* _REQUIRED WORK_
What follows is a listing. Return every line of it exactly.

* _AVAILABLE RECORDS_
|---|

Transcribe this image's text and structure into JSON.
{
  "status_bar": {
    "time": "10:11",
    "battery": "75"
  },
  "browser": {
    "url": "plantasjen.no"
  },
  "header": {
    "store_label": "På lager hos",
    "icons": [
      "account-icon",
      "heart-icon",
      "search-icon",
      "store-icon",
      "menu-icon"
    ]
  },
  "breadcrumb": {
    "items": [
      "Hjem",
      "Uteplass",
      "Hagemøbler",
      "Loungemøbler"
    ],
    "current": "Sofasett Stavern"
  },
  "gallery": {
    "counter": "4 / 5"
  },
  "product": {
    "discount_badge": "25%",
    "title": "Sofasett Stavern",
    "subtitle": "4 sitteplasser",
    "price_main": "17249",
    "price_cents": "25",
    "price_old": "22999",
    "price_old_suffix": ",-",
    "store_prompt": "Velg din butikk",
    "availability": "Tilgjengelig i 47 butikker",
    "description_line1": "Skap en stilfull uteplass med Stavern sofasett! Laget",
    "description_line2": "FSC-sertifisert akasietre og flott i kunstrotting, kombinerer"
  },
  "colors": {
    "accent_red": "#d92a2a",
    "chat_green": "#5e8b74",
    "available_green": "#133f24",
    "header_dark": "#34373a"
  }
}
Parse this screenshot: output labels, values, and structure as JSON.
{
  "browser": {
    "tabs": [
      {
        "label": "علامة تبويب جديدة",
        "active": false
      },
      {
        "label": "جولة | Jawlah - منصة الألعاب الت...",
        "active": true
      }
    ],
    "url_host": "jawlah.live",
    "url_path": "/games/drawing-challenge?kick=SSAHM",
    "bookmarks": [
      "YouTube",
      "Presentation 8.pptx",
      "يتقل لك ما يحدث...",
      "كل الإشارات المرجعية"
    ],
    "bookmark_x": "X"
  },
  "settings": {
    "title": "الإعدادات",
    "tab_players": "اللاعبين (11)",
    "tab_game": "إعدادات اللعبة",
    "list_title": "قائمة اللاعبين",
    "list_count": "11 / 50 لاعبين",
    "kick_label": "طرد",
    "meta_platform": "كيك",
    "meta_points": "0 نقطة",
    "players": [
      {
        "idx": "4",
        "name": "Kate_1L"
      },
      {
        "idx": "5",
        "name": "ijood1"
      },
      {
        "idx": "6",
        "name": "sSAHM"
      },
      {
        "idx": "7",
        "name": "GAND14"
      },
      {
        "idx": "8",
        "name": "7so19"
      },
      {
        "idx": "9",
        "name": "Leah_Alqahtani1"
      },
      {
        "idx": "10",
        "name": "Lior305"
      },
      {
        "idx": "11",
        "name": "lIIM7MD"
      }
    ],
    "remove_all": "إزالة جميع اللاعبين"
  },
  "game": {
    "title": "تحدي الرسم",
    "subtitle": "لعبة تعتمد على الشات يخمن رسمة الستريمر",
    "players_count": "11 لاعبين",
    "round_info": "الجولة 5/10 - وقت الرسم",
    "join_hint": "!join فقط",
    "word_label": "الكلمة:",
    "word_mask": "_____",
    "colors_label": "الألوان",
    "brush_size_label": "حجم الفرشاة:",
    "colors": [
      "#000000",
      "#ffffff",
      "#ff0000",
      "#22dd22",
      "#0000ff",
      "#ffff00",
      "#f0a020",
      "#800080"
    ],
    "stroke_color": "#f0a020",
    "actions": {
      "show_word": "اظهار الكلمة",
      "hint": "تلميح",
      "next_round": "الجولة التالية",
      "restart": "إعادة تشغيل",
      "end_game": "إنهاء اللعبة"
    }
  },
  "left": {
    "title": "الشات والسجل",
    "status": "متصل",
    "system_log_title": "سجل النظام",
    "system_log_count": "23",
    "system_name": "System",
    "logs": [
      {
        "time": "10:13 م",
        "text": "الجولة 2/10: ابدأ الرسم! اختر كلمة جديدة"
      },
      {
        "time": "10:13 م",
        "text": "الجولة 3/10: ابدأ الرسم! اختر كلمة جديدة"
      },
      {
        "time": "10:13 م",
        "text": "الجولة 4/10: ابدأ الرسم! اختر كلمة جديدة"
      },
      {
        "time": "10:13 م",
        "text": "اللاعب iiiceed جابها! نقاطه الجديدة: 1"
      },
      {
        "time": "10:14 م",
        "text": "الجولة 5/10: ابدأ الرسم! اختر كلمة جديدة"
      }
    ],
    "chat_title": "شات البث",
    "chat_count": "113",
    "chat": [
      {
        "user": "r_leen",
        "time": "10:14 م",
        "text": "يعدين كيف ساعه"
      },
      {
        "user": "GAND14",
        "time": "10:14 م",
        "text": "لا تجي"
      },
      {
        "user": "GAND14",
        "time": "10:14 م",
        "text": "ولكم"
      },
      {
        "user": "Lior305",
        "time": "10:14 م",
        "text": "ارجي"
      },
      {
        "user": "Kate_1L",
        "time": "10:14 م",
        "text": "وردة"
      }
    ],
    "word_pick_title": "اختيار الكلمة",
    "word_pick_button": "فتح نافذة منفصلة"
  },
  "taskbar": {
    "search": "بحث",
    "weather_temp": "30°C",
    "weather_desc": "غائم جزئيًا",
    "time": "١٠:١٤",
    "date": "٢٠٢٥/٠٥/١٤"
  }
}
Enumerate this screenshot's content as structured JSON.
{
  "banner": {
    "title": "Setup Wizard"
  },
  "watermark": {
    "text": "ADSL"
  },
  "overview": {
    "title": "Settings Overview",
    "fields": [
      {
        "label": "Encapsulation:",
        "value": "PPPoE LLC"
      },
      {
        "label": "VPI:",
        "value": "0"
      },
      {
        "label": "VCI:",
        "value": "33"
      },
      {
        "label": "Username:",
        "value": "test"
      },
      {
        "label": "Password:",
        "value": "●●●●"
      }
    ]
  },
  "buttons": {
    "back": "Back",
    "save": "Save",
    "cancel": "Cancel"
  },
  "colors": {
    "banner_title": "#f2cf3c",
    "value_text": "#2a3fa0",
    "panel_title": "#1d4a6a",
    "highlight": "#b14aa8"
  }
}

|---|

* _OUTPUT FOR THIS EXERCISE_
Transcribe this image's text and structure into JSON.
{
  "status_bar": {
    "time": "10:11",
    "battery": "75"
  },
  "browser": {
    "url": "plantasjen.no"
  },
  "header": {
    "store_label": "På lager hos",
    "icons": [
      "account-icon",
      "heart-icon",
      "search-icon",
      "store-icon",
      "menu-icon"
    ]
  },
  "breadcrumb": {
    "items": [
      "Hjem",
      "Uteplass",
      "Hagemøbler",
      "Loungemøbler"
    ],
    "current": "Sofasett Stavern"
  },
  "gallery": {
    "counter": "4 / 5"
  },
  "product": {
    "discount_badge": "25%",
    "title": "Sofasett Stavern",
    "subtitle": "4 sitteplasser",
    "price_main": "17249",
    "price_cents": "25",
    "price_old": "22999",
    "price_old_suffix": ",-",
    "store_prompt": "Velg din butikk",
    "availability": "Tilgjengelig i 47 butikker",
    "description_line1": "Skap en stilfull uteplass med Stavern sofasett! Laget",
    "description_line2": "FSC-sertifisert akasietre og flott i kunstrotting, kombinerer"
  },
  "colors": {
    "accent_red": "#d92a2a",
    "chat_green": "#5e8b74",
    "available_green": "#133f24",
    "header_dark": "#34373a"
  }
}
Parse this screenshot: output labels, values, and structure as JSON.
{
  "browser": {
    "tabs": [
      {
        "label": "علامة تبويب جديدة",
        "active": false
      },
      {
        "label": "جولة | Jawlah - منصة الألعاب الت...",
        "active": true
      }
    ],
    "url_host": "jawlah.live",
    "url_path": "/games/drawing-challenge?kick=SSAHM",
    "bookmarks": [
      "YouTube",
      "Presentation 8.pptx",
      "يتقل لك ما يحدث...",
      "كل الإشارات المرجعية"
    ],
    "bookmark_x": "X"
  },
  "settings": {
    "title": "الإعدادات",
    "tab_players": "اللاعبين (11)",
    "tab_game": "إعدادات اللعبة",
    "list_title": "قائمة اللاعبين",
    "list_count": "11 / 50 لاعبين",
    "kick_label": "طرد",
    "meta_platform": "كيك",
    "meta_points": "0 نقطة",
    "players": [
      {
        "idx": "4",
        "name": "Kate_1L"
      },
      {
        "idx": "5",
        "name": "ijood1"
      },
      {
        "idx": "6",
        "name": "sSAHM"
      },
      {
        "idx": "7",
        "name": "GAND14"
      },
      {
        "idx": "8",
        "name": "7so19"
      },
      {
        "idx": "9",
        "name": "Leah_Alqahtani1"
      },
      {
        "idx": "10",
        "name": "Lior305"
      },
      {
        "idx": "11",
        "name": "lIIM7MD"
      }
    ],
    "remove_all": "إزالة جميع اللاعبين"
  },
  "game": {
    "title": "تحدي الرسم",
    "subtitle": "لعبة تعتمد على الشات يخمن رسمة الستريمر",
    "players_count": "11 لاعبين",
    "round_info": "الجولة 5/10 - وقت الرسم",
    "join_hint": "!join فقط",
    "word_label": "الكلمة:",
    "word_mask": "_____",
    "colors_label": "الألوان",
    "brush_size_label": "حجم الفرشاة:",
    "colors": [
      "#000000",
      "#ffffff",
      "#ff0000",
      "#22dd22",
      "#0000ff",
      "#ffff00",
      "#f0a020",
      "#800080"
    ],
    "stroke_color": "#f0a020",
    "actions": {
      "show_word": "اظهار الكلمة",
      "hint": "تلميح",
      "next_round": "الجولة التالية",
      "restart": "إعادة تشغيل",
      "end_game": "إنهاء اللعبة"
    }
  },
  "left": {
    "title": "الشات والسجل",
    "status": "متصل",
    "system_log_title": "سجل النظام",
    "system_log_count": "23",
    "system_name": "System",
    "logs": [
      {
        "time": "10:13 م",
        "text": "الجولة 2/10: ابدأ الرسم! اختر كلمة جديدة"
      },
      {
        "time": "10:13 م",
        "text": "الجولة 3/10: ابدأ الرسم! اختر كلمة جديدة"
      },
      {
        "time": "10:13 م",
        "text": "الجولة 4/10: ابدأ الرسم! اختر كلمة جديدة"
      },
      {
        "time": "10:13 م",
        "text": "اللاعب iiiceed جابها! نقاطه الجديدة: 1"
      },
      {
        "time": "10:14 م",
        "text": "الجولة 5/10: ابدأ الرسم! اختر كلمة جديدة"
      }
    ],
    "chat_title": "شات البث",
    "chat_count": "113",
    "chat": [
      {
        "user": "r_leen",
        "time": "10:14 م",
        "text": "يعدين كيف ساعه"
      },
      {
        "user": "GAND14",
        "time": "10:14 م",
        "text": "لا تجي"
      },
      {
        "user": "GAND14",
        "time": "10:14 م",
        "text": "ولكم"
      },
      {
        "user": "Lior305",
        "time": "10:14 م",
        "text": "ارجي"
      },
      {
        "user": "Kate_1L",
        "time": "10:14 م",
        "text": "وردة"
      }
    ],
    "word_pick_title": "اختيار الكلمة",
    "word_pick_button": "فتح نافذة منفصلة"
  },
  "taskbar": {
    "search": "بحث",
    "weather_temp": "30°C",
    "weather_desc": "غائم جزئيًا",
    "time": "١٠:١٤",
    "date": "٢٠٢٥/٠٥/١٤"
  }
}
Enumerate this screenshot's content as structured JSON.
{
  "banner": {
    "title": "Setup Wizard"
  },
  "watermark": {
    "text": "ADSL"
  },
  "overview": {
    "title": "Settings Overview",
    "fields": [
      {
        "label": "Encapsulation:",
        "value": "PPPoE LLC"
      },
      {
        "label": "VPI:",
        "value": "0"
      },
      {
        "label": "VCI:",
        "value": "33"
      },
      {
        "label": "Username:",
        "value": "test"
      },
      {
        "label": "Password:",
        "value": "●●●●"
      }
    ]
  },
  "buttons": {
    "back": "Back",
    "save": "Save",
    "cancel": "Cancel"
  },
  "colors": {
    "banner_title": "#f2cf3c",
    "value_text": "#2a3fa0",
    "panel_title": "#1d4a6a",
    "highlight": "#b14aa8"
  }
}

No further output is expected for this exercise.